> **TASK DESCRIPTION**:
Below is a block of records. Copy every line in it that contains the word "Controllers".

Dataset records
------------
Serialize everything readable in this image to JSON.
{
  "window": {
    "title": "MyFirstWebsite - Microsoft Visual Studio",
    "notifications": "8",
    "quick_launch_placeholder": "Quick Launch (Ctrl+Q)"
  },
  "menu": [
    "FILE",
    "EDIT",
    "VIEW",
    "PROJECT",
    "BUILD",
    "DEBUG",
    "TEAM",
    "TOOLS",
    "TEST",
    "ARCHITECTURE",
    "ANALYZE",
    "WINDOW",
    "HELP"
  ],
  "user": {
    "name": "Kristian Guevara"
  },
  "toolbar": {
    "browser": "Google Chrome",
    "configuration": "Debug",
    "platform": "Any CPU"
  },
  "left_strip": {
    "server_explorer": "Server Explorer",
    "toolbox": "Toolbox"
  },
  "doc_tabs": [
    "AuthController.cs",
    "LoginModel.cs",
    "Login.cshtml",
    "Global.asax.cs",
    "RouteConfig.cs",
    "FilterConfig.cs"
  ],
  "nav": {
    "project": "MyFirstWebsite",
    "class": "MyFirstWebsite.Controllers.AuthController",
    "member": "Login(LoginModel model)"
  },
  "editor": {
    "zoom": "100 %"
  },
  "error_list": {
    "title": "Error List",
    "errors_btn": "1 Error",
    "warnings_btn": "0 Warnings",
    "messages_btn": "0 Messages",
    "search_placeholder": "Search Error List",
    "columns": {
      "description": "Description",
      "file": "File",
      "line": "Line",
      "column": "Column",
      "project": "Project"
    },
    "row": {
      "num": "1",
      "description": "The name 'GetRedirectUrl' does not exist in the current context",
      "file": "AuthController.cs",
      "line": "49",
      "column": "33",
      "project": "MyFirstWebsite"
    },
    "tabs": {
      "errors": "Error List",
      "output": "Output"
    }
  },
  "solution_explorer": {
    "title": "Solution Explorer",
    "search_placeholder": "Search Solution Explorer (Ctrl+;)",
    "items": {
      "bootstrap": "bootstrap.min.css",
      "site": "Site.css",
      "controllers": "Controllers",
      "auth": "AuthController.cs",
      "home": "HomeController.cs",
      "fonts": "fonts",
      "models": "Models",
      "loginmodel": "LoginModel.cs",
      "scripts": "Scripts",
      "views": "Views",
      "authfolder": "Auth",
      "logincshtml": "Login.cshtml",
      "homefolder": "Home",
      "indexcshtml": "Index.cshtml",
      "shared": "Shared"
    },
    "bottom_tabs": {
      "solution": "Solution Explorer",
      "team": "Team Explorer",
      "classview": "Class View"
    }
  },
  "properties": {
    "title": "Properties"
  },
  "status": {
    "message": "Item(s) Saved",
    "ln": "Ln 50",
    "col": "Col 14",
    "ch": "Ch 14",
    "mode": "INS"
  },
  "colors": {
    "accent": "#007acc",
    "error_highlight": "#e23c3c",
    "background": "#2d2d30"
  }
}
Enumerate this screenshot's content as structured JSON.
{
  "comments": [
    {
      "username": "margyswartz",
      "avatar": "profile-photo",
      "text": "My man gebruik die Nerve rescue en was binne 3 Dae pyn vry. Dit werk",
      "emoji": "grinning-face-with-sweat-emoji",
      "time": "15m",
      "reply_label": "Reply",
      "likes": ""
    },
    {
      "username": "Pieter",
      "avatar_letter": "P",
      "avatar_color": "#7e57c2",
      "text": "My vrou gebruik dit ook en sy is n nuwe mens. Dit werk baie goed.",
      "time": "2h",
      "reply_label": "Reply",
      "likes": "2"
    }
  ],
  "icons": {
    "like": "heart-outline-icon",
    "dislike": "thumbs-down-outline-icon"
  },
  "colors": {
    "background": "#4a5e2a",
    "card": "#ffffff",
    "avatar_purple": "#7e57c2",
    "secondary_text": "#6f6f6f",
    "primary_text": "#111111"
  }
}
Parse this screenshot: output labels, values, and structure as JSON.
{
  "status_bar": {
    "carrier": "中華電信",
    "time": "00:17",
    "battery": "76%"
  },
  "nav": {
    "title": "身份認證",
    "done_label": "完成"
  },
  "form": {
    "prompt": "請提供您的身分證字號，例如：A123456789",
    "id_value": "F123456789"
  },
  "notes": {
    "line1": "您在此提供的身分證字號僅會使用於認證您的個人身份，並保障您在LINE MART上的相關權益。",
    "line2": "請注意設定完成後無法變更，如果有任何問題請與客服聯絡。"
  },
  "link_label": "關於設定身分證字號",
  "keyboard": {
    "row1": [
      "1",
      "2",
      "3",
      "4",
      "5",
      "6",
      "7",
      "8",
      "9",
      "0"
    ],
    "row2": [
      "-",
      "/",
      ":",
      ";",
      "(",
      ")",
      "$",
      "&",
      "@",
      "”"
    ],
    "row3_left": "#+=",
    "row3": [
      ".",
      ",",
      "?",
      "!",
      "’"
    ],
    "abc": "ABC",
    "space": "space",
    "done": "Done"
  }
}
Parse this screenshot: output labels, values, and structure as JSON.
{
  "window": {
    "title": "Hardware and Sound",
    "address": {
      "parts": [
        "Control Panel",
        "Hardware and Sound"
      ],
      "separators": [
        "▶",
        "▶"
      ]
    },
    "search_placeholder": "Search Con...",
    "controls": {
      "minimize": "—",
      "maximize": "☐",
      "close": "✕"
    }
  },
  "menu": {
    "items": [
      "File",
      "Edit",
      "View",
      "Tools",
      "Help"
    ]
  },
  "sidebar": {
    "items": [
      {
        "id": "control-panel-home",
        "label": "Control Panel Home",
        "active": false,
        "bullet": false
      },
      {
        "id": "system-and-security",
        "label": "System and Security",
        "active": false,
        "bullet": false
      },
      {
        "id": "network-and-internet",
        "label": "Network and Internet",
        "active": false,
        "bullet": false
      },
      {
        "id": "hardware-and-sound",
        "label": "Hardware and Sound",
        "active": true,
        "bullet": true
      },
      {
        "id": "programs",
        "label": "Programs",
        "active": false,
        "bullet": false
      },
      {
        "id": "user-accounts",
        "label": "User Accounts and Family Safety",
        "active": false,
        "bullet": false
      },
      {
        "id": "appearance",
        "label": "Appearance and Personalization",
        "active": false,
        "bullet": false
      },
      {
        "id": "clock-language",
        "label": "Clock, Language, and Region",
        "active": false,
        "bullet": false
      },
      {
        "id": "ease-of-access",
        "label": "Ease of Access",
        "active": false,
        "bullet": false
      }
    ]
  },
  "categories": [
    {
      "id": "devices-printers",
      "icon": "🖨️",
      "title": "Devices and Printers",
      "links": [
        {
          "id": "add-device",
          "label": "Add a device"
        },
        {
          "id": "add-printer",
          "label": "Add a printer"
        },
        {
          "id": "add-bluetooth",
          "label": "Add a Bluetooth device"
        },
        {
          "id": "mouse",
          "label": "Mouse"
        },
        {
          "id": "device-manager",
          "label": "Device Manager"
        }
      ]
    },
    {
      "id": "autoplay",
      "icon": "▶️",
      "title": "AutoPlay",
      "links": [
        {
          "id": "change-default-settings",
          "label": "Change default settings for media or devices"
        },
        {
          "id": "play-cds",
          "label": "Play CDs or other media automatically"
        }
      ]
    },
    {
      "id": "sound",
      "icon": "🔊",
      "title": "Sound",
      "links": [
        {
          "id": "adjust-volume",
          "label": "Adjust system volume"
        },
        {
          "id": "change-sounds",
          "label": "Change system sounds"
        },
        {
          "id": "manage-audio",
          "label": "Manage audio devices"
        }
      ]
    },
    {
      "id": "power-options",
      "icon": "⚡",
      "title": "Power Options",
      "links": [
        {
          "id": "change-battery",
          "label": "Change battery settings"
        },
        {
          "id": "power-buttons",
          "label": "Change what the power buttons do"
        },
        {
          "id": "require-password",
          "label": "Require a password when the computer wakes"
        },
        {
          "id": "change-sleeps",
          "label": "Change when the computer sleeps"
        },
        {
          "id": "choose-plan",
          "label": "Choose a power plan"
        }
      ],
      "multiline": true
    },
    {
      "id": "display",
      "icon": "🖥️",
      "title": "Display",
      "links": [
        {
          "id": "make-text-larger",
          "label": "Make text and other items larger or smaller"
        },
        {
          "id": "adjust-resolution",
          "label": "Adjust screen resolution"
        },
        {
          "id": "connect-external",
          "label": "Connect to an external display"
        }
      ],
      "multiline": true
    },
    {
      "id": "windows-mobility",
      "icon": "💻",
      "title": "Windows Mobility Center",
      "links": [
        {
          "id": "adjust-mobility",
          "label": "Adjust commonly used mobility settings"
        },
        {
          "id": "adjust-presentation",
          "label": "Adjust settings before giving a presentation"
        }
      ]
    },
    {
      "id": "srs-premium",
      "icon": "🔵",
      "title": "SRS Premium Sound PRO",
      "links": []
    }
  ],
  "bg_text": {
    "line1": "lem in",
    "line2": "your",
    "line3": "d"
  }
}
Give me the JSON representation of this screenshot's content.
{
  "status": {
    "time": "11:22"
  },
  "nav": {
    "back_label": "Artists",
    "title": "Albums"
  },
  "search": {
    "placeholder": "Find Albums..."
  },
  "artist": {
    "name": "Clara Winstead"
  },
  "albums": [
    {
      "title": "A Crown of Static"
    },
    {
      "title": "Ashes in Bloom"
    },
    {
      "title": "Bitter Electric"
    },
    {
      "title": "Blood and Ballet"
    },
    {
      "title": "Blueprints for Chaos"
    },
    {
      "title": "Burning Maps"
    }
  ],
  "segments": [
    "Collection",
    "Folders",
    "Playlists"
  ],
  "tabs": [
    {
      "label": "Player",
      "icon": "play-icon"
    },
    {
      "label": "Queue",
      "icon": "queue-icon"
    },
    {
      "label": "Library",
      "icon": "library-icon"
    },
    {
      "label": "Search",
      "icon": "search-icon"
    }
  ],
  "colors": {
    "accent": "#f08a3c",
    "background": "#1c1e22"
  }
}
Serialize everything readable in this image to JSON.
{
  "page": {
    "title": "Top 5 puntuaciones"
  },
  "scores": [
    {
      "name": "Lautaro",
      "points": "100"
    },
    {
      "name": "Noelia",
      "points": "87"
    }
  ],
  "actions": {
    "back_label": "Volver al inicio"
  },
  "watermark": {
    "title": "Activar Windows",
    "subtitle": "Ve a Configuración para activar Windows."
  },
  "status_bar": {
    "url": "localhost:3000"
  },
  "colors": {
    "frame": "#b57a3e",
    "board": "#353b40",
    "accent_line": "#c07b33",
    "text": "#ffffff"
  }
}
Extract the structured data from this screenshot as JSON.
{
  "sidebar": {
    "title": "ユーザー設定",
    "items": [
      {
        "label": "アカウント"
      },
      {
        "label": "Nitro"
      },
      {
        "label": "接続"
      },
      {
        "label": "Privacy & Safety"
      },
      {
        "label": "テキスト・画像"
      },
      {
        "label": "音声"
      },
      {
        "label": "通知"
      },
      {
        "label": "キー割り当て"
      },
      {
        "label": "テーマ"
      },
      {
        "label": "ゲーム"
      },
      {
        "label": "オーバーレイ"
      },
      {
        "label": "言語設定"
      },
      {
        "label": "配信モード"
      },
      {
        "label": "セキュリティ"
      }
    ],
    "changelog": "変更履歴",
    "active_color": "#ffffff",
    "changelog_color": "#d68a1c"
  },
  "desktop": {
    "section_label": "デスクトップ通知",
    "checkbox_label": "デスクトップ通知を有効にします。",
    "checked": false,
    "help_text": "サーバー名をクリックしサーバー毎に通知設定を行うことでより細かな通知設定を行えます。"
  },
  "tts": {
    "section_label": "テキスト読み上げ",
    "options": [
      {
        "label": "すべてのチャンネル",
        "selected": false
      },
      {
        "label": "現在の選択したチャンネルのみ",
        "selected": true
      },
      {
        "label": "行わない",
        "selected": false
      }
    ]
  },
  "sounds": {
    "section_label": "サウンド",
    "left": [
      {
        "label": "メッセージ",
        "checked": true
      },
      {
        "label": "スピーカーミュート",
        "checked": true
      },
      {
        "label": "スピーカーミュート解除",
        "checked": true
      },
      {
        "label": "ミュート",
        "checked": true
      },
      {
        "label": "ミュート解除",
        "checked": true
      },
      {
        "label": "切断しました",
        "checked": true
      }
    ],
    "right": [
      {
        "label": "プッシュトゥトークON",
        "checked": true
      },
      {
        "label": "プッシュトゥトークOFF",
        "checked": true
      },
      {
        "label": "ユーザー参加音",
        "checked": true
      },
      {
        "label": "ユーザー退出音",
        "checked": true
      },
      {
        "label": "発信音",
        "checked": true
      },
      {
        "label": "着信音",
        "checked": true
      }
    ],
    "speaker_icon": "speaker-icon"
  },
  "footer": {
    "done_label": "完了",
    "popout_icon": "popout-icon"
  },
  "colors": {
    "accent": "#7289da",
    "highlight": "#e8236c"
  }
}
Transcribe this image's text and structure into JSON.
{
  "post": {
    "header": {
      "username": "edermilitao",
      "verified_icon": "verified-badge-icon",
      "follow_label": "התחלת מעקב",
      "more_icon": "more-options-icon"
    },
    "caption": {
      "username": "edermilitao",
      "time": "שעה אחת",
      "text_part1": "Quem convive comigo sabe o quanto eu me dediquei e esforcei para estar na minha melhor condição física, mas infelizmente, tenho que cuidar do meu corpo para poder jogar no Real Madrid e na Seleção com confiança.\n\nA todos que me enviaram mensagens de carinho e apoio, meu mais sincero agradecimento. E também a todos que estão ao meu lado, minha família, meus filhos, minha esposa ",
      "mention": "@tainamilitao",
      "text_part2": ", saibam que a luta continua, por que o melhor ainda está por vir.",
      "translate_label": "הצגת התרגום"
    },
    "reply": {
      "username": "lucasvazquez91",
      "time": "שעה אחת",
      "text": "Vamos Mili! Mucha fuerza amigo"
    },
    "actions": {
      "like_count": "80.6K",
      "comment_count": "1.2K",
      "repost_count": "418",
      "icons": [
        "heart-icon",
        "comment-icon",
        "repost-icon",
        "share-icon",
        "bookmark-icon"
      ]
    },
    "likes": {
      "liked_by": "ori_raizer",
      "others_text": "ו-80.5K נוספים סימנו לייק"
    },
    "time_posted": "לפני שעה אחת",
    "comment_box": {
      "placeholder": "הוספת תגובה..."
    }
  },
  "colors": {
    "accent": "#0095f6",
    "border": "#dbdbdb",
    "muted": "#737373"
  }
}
------------
> **RESULT OF THE TASK**:
    "class": "MyFirstWebsite.Controllers.AuthController",
      "controllers": "Controllers",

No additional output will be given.